Task brief: Please copy from the passage on incarceration and censorship the part starting with "I quickly discovered" and going on through "to police itself.", word for word.

Excerpt to read:
══════

At thirty-six, incarceration severed my access to the worlds I had been living in. For two decades, I worked in HIV/AIDS services, competed in Philadelphia’s Ballroom scene, and organized in my community. Behind bars, I was suddenly cut off from the histories, movements, and bodies of knowledge I had long been a part of.
I quickly discovered that poet and activist Marilyn Buck’s statement—“Imprisonment is an extreme form of censorship”—wasn’t hyperbole. Research, reading material, and news reporting were difficult to come by. Censorship, like prison, is the forceful alienation and isolation of people and ideas. If reading is what Toni Morrison once called “one’s own mind dancing with another’s,” censorship tries to keep that dance still. It prevents people from getting to know one another and limits the possibility of collective action. At its most insidious, censorship becomes internalized—the surveilled mind learning to police itself.

══════

Listed records:
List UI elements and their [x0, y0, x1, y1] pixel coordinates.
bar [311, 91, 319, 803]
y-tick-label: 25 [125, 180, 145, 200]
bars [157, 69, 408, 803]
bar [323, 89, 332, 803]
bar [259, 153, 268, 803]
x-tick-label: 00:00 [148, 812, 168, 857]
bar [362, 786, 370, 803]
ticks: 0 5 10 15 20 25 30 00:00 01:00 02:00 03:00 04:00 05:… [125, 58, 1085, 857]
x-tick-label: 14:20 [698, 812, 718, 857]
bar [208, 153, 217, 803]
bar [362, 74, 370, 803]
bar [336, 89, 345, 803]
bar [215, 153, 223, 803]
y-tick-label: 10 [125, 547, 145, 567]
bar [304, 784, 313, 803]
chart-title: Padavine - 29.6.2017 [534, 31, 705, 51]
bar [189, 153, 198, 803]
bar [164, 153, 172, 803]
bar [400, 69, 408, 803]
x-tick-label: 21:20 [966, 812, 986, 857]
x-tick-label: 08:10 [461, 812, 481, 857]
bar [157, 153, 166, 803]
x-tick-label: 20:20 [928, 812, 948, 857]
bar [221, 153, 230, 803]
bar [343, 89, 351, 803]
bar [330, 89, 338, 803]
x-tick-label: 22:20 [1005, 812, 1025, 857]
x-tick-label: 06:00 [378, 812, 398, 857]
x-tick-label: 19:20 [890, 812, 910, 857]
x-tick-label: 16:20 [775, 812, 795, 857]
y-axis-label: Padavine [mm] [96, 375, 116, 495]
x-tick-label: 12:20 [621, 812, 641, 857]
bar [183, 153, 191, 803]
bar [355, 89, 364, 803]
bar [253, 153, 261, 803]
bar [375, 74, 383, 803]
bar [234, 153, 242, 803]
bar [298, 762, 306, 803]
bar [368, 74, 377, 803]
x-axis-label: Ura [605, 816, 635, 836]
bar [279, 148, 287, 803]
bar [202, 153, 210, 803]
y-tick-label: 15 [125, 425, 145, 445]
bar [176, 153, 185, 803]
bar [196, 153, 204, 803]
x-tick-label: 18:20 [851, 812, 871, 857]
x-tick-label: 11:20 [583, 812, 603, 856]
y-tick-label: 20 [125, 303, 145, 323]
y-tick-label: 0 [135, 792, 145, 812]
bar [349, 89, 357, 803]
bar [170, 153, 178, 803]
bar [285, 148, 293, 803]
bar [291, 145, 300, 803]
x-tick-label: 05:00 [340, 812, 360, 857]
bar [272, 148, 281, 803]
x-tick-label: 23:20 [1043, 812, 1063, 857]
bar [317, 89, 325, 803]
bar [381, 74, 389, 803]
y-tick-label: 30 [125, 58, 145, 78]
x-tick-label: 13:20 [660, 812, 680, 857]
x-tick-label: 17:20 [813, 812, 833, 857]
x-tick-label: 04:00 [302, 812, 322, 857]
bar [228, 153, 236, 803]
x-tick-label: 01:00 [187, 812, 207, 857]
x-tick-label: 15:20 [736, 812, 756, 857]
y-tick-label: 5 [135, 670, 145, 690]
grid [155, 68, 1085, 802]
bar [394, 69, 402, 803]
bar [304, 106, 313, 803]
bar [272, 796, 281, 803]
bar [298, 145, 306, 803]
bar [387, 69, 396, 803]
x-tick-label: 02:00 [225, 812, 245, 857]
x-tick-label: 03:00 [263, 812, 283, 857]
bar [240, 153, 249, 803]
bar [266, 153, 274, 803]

══════

Problem solution:
I quickly discovered that poet and activist Marilyn Buck’s statement—“Imprisonment is an extreme form of censorship”—wasn’t hyperbole. Research, reading material, and news reporting were difficult to come by. Censorship, like prison, is the forceful alienation and isolation of people and ideas. If reading is what Toni Morrison once called “one’s own mind dancing with another’s,” censorship tries to keep that dance still. It prevents people from getting to know one another and limits the possibility of collective action. At its most insidious, censorship becomes internalized—the surveilled mind learning to police itself.